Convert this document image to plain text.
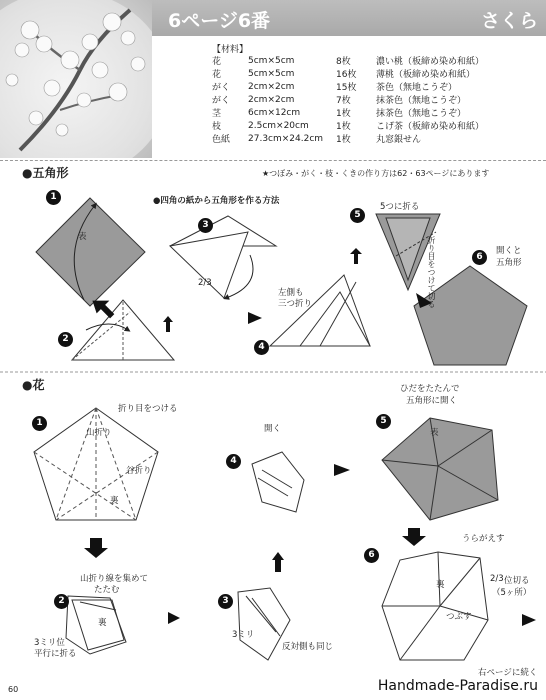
6ページ6番	さくら
【材料】
花	5cm×5cm	8枚	濃い桃（板締め染め和紙）
花	5cm×5cm	16枚	薄桃（板締め染め和紙）
がく	2cm×2cm	15枚	茶色（無地こうぞ）
がく	2cm×2cm	7枚	抹茶色（無地こうぞ）
茎	6cm×12cm	1枚	抹茶色（無地こうぞ）
枝	2.5cm×20cm	1枚	こげ茶（板締め染め和紙）
色紙	27.3cm×24.2cm	1枚	丸窓銀せん
●五角形	★つぼみ・がく・枝・くきの作り方は62・63ページにあります
●四角の紙から五角形を作る方法
1
2
3
4
5
6
表
2/3
左側も
三つ折り
5つに折る
折り目をつけて切る	開くと
五角形
●花
1
2	3
4
5
6
折り目をつける
山折り
谷折り
裏
開く
山折り線を集めて
たたむ
裏
3ミリ位
平行に折る
3ミリ
反対側も同じ
ひだをたたんで
五角形に開く
表
うらがえす
2/3 位切る
（5ヶ所）
つぶす
裏
右ページに続く
60	Handmade-Paradise.ru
● ● ● ● ●
Exercise details: Nothing but the pictures may be dropped; output the records above exactly.

Output:
Convert this document image to plain text.
6ページ6番	さくら
【材料】
花	5cm×5cm	8枚	濃い桃（板締め染め和紙）
花	5cm×5cm	16枚	薄桃（板締め染め和紙）
がく	2cm×2cm	15枚	茶色（無地こうぞ）
がく	2cm×2cm	7枚	抹茶色（無地こうぞ）
茎	6cm×12cm	1枚	抹茶色（無地こうぞ）
枝	2.5cm×20cm	1枚	こげ茶（板締め染め和紙）
色紙	27.3cm×24.2cm	1枚	丸窓銀せん
●五角形	★つぼみ・がく・枝・くきの作り方は62・63ページにあります
●四角の紙から五角形を作る方法
1
2
3
4
5
6
表
2/3
左側も
三つ折り
5つに折る
折り目をつけて切る	開くと
五角形
●花
1
2	3
4
5
6
折り目をつける
山折り
谷折り
裏
開く
山折り線を集めて
たたむ
裏
3ミリ位
平行に折る
3ミリ
反対側も同じ
ひだをたたんで
五角形に開く
表
うらがえす
2/3 位切る
（5ヶ所）
つぶす
裏
右ページに続く
60	Handmade-Paradise.ru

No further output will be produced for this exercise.